● WORK REQUIRED
Set the following entries down again exactly, line by line.

Data records:

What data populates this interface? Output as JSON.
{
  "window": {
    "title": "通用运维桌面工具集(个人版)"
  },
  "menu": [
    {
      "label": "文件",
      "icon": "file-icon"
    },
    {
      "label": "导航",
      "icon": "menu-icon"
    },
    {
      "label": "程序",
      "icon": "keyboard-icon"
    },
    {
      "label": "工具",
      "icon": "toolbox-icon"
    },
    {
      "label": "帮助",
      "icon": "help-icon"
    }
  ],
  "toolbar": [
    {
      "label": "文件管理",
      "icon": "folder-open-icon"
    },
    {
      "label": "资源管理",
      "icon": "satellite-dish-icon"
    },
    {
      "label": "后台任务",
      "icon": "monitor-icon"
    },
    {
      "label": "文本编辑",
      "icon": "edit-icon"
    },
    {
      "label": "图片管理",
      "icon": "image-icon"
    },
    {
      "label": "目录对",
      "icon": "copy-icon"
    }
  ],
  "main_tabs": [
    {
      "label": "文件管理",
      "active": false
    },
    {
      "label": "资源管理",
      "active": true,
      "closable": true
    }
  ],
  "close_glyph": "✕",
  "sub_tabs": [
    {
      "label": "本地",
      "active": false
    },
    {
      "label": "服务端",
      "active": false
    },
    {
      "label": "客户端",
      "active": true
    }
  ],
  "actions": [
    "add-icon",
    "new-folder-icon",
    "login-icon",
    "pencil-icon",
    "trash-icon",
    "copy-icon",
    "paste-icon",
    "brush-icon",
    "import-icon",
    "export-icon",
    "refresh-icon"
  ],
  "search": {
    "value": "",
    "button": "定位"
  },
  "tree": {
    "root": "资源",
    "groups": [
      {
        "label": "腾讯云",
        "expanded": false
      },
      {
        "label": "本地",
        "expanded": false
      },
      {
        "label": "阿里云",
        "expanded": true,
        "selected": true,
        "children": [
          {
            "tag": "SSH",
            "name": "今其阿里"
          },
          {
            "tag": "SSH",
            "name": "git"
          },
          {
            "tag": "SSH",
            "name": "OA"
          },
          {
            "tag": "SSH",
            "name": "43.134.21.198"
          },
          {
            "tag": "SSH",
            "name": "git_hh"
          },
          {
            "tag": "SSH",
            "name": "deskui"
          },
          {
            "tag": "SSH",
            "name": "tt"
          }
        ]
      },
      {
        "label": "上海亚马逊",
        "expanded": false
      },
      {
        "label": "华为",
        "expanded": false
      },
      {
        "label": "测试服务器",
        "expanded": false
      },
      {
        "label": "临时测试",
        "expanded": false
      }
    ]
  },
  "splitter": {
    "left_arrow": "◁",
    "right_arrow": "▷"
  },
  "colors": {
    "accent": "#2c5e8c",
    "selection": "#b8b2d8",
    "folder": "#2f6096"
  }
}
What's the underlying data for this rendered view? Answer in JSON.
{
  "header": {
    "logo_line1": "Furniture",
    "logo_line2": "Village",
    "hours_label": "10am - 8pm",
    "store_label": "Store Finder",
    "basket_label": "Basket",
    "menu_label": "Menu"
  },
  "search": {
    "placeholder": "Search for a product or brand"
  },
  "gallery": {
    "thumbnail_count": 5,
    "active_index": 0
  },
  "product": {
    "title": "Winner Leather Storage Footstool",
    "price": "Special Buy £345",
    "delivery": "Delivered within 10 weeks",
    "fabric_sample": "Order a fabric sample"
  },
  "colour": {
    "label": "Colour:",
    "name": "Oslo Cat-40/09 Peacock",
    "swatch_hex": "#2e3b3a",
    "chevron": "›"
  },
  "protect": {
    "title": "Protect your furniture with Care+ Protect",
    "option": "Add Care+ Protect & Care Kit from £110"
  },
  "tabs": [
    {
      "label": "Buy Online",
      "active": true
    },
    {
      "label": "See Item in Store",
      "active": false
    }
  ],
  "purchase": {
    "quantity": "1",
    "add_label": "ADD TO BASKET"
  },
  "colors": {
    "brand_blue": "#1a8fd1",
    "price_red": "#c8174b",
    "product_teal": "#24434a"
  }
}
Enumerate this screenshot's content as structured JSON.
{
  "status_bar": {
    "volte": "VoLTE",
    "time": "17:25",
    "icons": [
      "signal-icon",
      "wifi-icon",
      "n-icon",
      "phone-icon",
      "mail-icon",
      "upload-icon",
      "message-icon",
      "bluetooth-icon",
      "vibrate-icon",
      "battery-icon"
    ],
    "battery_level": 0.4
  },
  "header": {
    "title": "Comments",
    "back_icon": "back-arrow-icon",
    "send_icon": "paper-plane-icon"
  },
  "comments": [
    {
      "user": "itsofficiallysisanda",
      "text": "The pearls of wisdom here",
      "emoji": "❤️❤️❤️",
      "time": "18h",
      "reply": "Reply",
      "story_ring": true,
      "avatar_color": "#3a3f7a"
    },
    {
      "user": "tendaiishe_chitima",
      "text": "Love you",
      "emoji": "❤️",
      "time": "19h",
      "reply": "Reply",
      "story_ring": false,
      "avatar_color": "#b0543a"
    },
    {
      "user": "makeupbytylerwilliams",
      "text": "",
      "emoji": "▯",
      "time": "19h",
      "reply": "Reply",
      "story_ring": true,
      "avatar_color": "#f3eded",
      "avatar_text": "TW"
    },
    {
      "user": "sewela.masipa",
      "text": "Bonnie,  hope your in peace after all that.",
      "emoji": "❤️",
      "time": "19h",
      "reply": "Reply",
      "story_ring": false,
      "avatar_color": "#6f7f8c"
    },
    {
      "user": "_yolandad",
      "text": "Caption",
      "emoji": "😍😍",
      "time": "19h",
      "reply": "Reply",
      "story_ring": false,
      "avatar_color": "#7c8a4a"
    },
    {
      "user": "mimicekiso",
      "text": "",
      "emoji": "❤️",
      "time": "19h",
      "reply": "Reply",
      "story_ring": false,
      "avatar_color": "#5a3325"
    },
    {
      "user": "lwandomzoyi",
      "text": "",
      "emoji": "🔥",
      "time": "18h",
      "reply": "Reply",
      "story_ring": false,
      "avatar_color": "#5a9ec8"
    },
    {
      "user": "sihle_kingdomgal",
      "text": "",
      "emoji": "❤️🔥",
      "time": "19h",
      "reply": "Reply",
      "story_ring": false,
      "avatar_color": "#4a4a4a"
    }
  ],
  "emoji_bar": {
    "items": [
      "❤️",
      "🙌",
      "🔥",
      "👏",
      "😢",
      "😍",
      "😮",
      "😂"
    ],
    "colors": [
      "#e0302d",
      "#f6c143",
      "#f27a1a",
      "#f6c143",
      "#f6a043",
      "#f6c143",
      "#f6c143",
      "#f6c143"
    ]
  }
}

● CORRECT ANSWER
What data populates this interface? Output as JSON.
{
  "window": {
    "title": "通用运维桌面工具集(个人版)"
  },
  "menu": [
    {
      "label": "文件",
      "icon": "file-icon"
    },
    {
      "label": "导航",
      "icon": "menu-icon"
    },
    {
      "label": "程序",
      "icon": "keyboard-icon"
    },
    {
      "label": "工具",
      "icon": "toolbox-icon"
    },
    {
      "label": "帮助",
      "icon": "help-icon"
    }
  ],
  "toolbar": [
    {
      "label": "文件管理",
      "icon": "folder-open-icon"
    },
    {
      "label": "资源管理",
      "icon": "satellite-dish-icon"
    },
    {
      "label": "后台任务",
      "icon": "monitor-icon"
    },
    {
      "label": "文本编辑",
      "icon": "edit-icon"
    },
    {
      "label": "图片管理",
      "icon": "image-icon"
    },
    {
      "label": "目录对",
      "icon": "copy-icon"
    }
  ],
  "main_tabs": [
    {
      "label": "文件管理",
      "active": false
    },
    {
      "label": "资源管理",
      "active": true,
      "closable": true
    }
  ],
  "close_glyph": "✕",
  "sub_tabs": [
    {
      "label": "本地",
      "active": false
    },
    {
      "label": "服务端",
      "active": false
    },
    {
      "label": "客户端",
      "active": true
    }
  ],
  "actions": [
    "add-icon",
    "new-folder-icon",
    "login-icon",
    "pencil-icon",
    "trash-icon",
    "copy-icon",
    "paste-icon",
    "brush-icon",
    "import-icon",
    "export-icon",
    "refresh-icon"
  ],
  "search": {
    "value": "",
    "button": "定位"
  },
  "tree": {
    "root": "资源",
    "groups": [
      {
        "label": "腾讯云",
        "expanded": false
      },
      {
        "label": "本地",
        "expanded": false
      },
      {
        "label": "阿里云",
        "expanded": true,
        "selected": true,
        "children": [
          {
            "tag": "SSH",
            "name": "今其阿里"
          },
          {
            "tag": "SSH",
            "name": "git"
          },
          {
            "tag": "SSH",
            "name": "OA"
          },
          {
            "tag": "SSH",
            "name": "43.134.21.198"
          },
          {
            "tag": "SSH",
            "name": "git_hh"
          },
          {
            "tag": "SSH",
            "name": "deskui"
          },
          {
            "tag": "SSH",
            "name": "tt"
          }
        ]
      },
      {
        "label": "上海亚马逊",
        "expanded": false
      },
      {
        "label": "华为",
        "expanded": false
      },
      {
        "label": "测试服务器",
        "expanded": false
      },
      {
        "label": "临时测试",
        "expanded": false
      }
    ]
  },
  "splitter": {
    "left_arrow": "◁",
    "right_arrow": "▷"
  },
  "colors": {
    "accent": "#2c5e8c",
    "selection": "#b8b2d8",
    "folder": "#2f6096"
  }
}
What's the underlying data for this rendered view? Answer in JSON.
{
  "header": {
    "logo_line1": "Furniture",
    "logo_line2": "Village",
    "hours_label": "10am - 8pm",
    "store_label": "Store Finder",
    "basket_label": "Basket",
    "menu_label": "Menu"
  },
  "search": {
    "placeholder": "Search for a product or brand"
  },
  "gallery": {
    "thumbnail_count": 5,
    "active_index": 0
  },
  "product": {
    "title": "Winner Leather Storage Footstool",
    "price": "Special Buy £345",
    "delivery": "Delivered within 10 weeks",
    "fabric_sample": "Order a fabric sample"
  },
  "colour": {
    "label": "Colour:",
    "name": "Oslo Cat-40/09 Peacock",
    "swatch_hex": "#2e3b3a",
    "chevron": "›"
  },
  "protect": {
    "title": "Protect your furniture with Care+ Protect",
    "option": "Add Care+ Protect & Care Kit from £110"
  },
  "tabs": [
    {
      "label": "Buy Online",
      "active": true
    },
    {
      "label": "See Item in Store",
      "active": false
    }
  ],
  "purchase": {
    "quantity": "1",
    "add_label": "ADD TO BASKET"
  },
  "colors": {
    "brand_blue": "#1a8fd1",
    "price_red": "#c8174b",
    "product_teal": "#24434a"
  }
}
Enumerate this screenshot's content as structured JSON.
{
  "status_bar": {
    "volte": "VoLTE",
    "time": "17:25",
    "icons": [
      "signal-icon",
      "wifi-icon",
      "n-icon",
      "phone-icon",
      "mail-icon",
      "upload-icon",
      "message-icon",
      "bluetooth-icon",
      "vibrate-icon",
      "battery-icon"
    ],
    "battery_level": 0.4
  },
  "header": {
    "title": "Comments",
    "back_icon": "back-arrow-icon",
    "send_icon": "paper-plane-icon"
  },
  "comments": [
    {
      "user": "itsofficiallysisanda",
      "text": "The pearls of wisdom here",
      "emoji": "❤️❤️❤️",
      "time": "18h",
      "reply": "Reply",
      "story_ring": true,
      "avatar_color": "#3a3f7a"
    },
    {
      "user": "tendaiishe_chitima",
      "text": "Love you",
      "emoji": "❤️",
      "time": "19h",
      "reply": "Reply",
      "story_ring": false,
      "avatar_color": "#b0543a"
    },
    {
      "user": "makeupbytylerwilliams",
      "text": "",
      "emoji": "▯",
      "time": "19h",
      "reply": "Reply",
      "story_ring": true,
      "avatar_color": "#f3eded",
      "avatar_text": "TW"
    },
    {
      "user": "sewela.masipa",
      "text": "Bonnie,  hope your in peace after all that.",
      "emoji": "❤️",
      "time": "19h",
      "reply": "Reply",
      "story_ring": false,
      "avatar_color": "#6f7f8c"
    },
    {
      "user": "_yolandad",
      "text": "Caption",
      "emoji": "😍😍",
      "time": "19h",
      "reply": "Reply",
      "story_ring": false,
      "avatar_color": "#7c8a4a"
    },
    {
      "user": "mimicekiso",
      "text": "",
      "emoji": "❤️",
      "time": "19h",
      "reply": "Reply",
      "story_ring": false,
      "avatar_color": "#5a3325"
    },
    {
      "user": "lwandomzoyi",
      "text": "",
      "emoji": "🔥",
      "time": "18h",
      "reply": "Reply",
      "story_ring": false,
      "avatar_color": "#5a9ec8"
    },
    {
      "user": "sihle_kingdomgal",
      "text": "",
      "emoji": "❤️🔥",
      "time": "19h",
      "reply": "Reply",
      "story_ring": false,
      "avatar_color": "#4a4a4a"
    }
  ],
  "emoji_bar": {
    "items": [
      "❤️",
      "🙌",
      "🔥",
      "👏",
      "😢",
      "😍",
      "😮",
      "😂"
    ],
    "colors": [
      "#e0302d",
      "#f6c143",
      "#f27a1a",
      "#f6c143",
      "#f6a043",
      "#f6c143",
      "#f6c143",
      "#f6c143"
    ]
  }
}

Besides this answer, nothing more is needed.